(Dataset excerpt)
★ ★ ★

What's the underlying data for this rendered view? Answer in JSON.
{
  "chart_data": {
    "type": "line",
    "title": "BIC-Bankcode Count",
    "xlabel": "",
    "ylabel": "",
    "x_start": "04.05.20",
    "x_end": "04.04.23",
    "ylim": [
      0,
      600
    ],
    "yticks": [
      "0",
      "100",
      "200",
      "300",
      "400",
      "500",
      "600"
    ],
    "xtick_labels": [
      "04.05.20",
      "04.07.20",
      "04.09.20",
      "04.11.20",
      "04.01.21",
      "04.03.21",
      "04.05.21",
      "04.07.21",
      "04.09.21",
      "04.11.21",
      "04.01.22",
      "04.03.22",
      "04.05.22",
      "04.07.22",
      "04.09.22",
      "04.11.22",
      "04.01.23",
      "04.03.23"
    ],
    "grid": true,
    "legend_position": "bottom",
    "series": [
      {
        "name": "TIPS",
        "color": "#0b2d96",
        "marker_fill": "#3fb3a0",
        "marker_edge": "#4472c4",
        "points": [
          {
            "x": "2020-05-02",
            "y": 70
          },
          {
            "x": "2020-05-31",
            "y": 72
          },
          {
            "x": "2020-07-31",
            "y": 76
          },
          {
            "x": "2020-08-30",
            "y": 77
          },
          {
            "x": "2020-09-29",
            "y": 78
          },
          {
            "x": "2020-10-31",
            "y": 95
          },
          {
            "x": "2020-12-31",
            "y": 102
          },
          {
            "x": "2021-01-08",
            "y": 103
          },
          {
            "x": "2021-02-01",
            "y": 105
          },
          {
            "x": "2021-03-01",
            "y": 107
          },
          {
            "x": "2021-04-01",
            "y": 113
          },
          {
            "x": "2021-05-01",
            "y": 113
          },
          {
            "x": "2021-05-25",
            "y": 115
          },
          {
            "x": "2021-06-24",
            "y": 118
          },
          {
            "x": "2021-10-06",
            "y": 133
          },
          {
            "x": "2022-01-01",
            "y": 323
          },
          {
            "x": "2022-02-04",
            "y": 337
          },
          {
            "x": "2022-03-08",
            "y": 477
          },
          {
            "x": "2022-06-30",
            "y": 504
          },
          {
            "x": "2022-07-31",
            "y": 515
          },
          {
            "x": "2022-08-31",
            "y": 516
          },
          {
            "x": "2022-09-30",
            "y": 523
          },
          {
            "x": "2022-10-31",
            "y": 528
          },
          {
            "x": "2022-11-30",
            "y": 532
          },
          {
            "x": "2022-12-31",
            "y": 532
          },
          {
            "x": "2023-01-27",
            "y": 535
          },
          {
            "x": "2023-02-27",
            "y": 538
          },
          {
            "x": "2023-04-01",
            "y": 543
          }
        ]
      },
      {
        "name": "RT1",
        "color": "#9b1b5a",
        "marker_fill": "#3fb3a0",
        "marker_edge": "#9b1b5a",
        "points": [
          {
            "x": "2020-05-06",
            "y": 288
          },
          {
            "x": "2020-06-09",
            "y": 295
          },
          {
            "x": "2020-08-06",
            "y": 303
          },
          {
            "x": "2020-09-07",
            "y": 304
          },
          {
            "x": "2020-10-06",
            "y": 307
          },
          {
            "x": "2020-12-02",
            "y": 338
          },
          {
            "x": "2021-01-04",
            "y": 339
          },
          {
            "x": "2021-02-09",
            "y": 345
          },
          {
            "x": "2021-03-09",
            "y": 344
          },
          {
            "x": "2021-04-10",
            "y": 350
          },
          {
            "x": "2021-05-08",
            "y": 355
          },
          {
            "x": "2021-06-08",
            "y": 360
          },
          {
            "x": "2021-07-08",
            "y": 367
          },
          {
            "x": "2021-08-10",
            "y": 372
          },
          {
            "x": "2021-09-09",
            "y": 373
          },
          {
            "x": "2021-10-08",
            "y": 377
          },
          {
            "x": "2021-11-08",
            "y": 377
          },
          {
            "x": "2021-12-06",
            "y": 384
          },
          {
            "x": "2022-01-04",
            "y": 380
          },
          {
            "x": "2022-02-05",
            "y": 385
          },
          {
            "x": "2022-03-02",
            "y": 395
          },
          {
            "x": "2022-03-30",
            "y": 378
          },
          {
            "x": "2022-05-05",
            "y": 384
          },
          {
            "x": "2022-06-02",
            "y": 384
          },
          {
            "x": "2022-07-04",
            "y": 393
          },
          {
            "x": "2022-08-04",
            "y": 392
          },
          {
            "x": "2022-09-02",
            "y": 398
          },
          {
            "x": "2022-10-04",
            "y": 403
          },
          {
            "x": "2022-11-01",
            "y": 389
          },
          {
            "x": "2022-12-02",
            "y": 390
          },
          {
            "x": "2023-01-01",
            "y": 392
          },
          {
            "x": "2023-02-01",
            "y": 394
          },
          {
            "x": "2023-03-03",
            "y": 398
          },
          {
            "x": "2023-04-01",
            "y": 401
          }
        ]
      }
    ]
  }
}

★ ★ ★

Set down the listing in full, keeping every word exactly as it is.

PROBLEM SOLUTION:
What's the underlying data for this rendered view? Answer in JSON.
{
  "chart_data": {
    "type": "line",
    "title": "BIC-Bankcode Count",
    "xlabel": "",
    "ylabel": "",
    "x_start": "04.05.20",
    "x_end": "04.04.23",
    "ylim": [
      0,
      600
    ],
    "yticks": [
      "0",
      "100",
      "200",
      "300",
      "400",
      "500",
      "600"
    ],
    "xtick_labels": [
      "04.05.20",
      "04.07.20",
      "04.09.20",
      "04.11.20",
      "04.01.21",
      "04.03.21",
      "04.05.21",
      "04.07.21",
      "04.09.21",
      "04.11.21",
      "04.01.22",
      "04.03.22",
      "04.05.22",
      "04.07.22",
      "04.09.22",
      "04.11.22",
      "04.01.23",
      "04.03.23"
    ],
    "grid": true,
    "legend_position": "bottom",
    "series": [
      {
        "name": "TIPS",
        "color": "#0b2d96",
        "marker_fill": "#3fb3a0",
        "marker_edge": "#4472c4",
        "points": [
          {
            "x": "2020-05-02",
            "y": 70
          },
          {
            "x": "2020-05-31",
            "y": 72
          },
          {
            "x": "2020-07-31",
            "y": 76
          },
          {
            "x": "2020-08-30",
            "y": 77
          },
          {
            "x": "2020-09-29",
            "y": 78
          },
          {
            "x": "2020-10-31",
            "y": 95
          },
          {
            "x": "2020-12-31",
            "y": 102
          },
          {
            "x": "2021-01-08",
            "y": 103
          },
          {
            "x": "2021-02-01",
            "y": 105
          },
          {
            "x": "2021-03-01",
            "y": 107
          },
          {
            "x": "2021-04-01",
            "y": 113
          },
          {
            "x": "2021-05-01",
            "y": 113
          },
          {
            "x": "2021-05-25",
            "y": 115
          },
          {
            "x": "2021-06-24",
            "y": 118
          },
          {
            "x": "2021-10-06",
            "y": 133
          },
          {
            "x": "2022-01-01",
            "y": 323
          },
          {
            "x": "2022-02-04",
            "y": 337
          },
          {
            "x": "2022-03-08",
            "y": 477
          },
          {
            "x": "2022-06-30",
            "y": 504
          },
          {
            "x": "2022-07-31",
            "y": 515
          },
          {
            "x": "2022-08-31",
            "y": 516
          },
          {
            "x": "2022-09-30",
            "y": 523
          },
          {
            "x": "2022-10-31",
            "y": 528
          },
          {
            "x": "2022-11-30",
            "y": 532
          },
          {
            "x": "2022-12-31",
            "y": 532
          },
          {
            "x": "2023-01-27",
            "y": 535
          },
          {
            "x": "2023-02-27",
            "y": 538
          },
          {
            "x": "2023-04-01",
            "y": 543
          }
        ]
      },
      {
        "name": "RT1",
        "color": "#9b1b5a",
        "marker_fill": "#3fb3a0",
        "marker_edge": "#9b1b5a",
        "points": [
          {
            "x": "2020-05-06",
            "y": 288
          },
          {
            "x": "2020-06-09",
            "y": 295
          },
          {
            "x": "2020-08-06",
            "y": 303
          },
          {
            "x": "2020-09-07",
            "y": 304
          },
          {
            "x": "2020-10-06",
            "y": 307
          },
          {
            "x": "2020-12-02",
            "y": 338
          },
          {
            "x": "2021-01-04",
            "y": 339
          },
          {
            "x": "2021-02-09",
            "y": 345
          },
          {
            "x": "2021-03-09",
            "y": 344
          },
          {
            "x": "2021-04-10",
            "y": 350
          },
          {
            "x": "2021-05-08",
            "y": 355
          },
          {
            "x": "2021-06-08",
            "y": 360
          },
          {
            "x": "2021-07-08",
            "y": 367
          },
          {
            "x": "2021-08-10",
            "y": 372
          },
          {
            "x": "2021-09-09",
            "y": 373
          },
          {
            "x": "2021-10-08",
            "y": 377
          },
          {
            "x": "2021-11-08",
            "y": 377
          },
          {
            "x": "2021-12-06",
            "y": 384
          },
          {
            "x": "2022-01-04",
            "y": 380
          },
          {
            "x": "2022-02-05",
            "y": 385
          },
          {
            "x": "2022-03-02",
            "y": 395
          },
          {
            "x": "2022-03-30",
            "y": 378
          },
          {
            "x": "2022-05-05",
            "y": 384
          },
          {
            "x": "2022-06-02",
            "y": 384
          },
          {
            "x": "2022-07-04",
            "y": 393
          },
          {
            "x": "2022-08-04",
            "y": 392
          },
          {
            "x": "2022-09-02",
            "y": 398
          },
          {
            "x": "2022-10-04",
            "y": 403
          },
          {
            "x": "2022-11-01",
            "y": 389
          },
          {
            "x": "2022-12-02",
            "y": 390
          },
          {
            "x": "2023-01-01",
            "y": 392
          },
          {
            "x": "2023-02-01",
            "y": 394
          },
          {
            "x": "2023-03-03",
            "y": 398
          },
          {
            "x": "2023-04-01",
            "y": 401
          }
        ]
      }
    ]
  }
}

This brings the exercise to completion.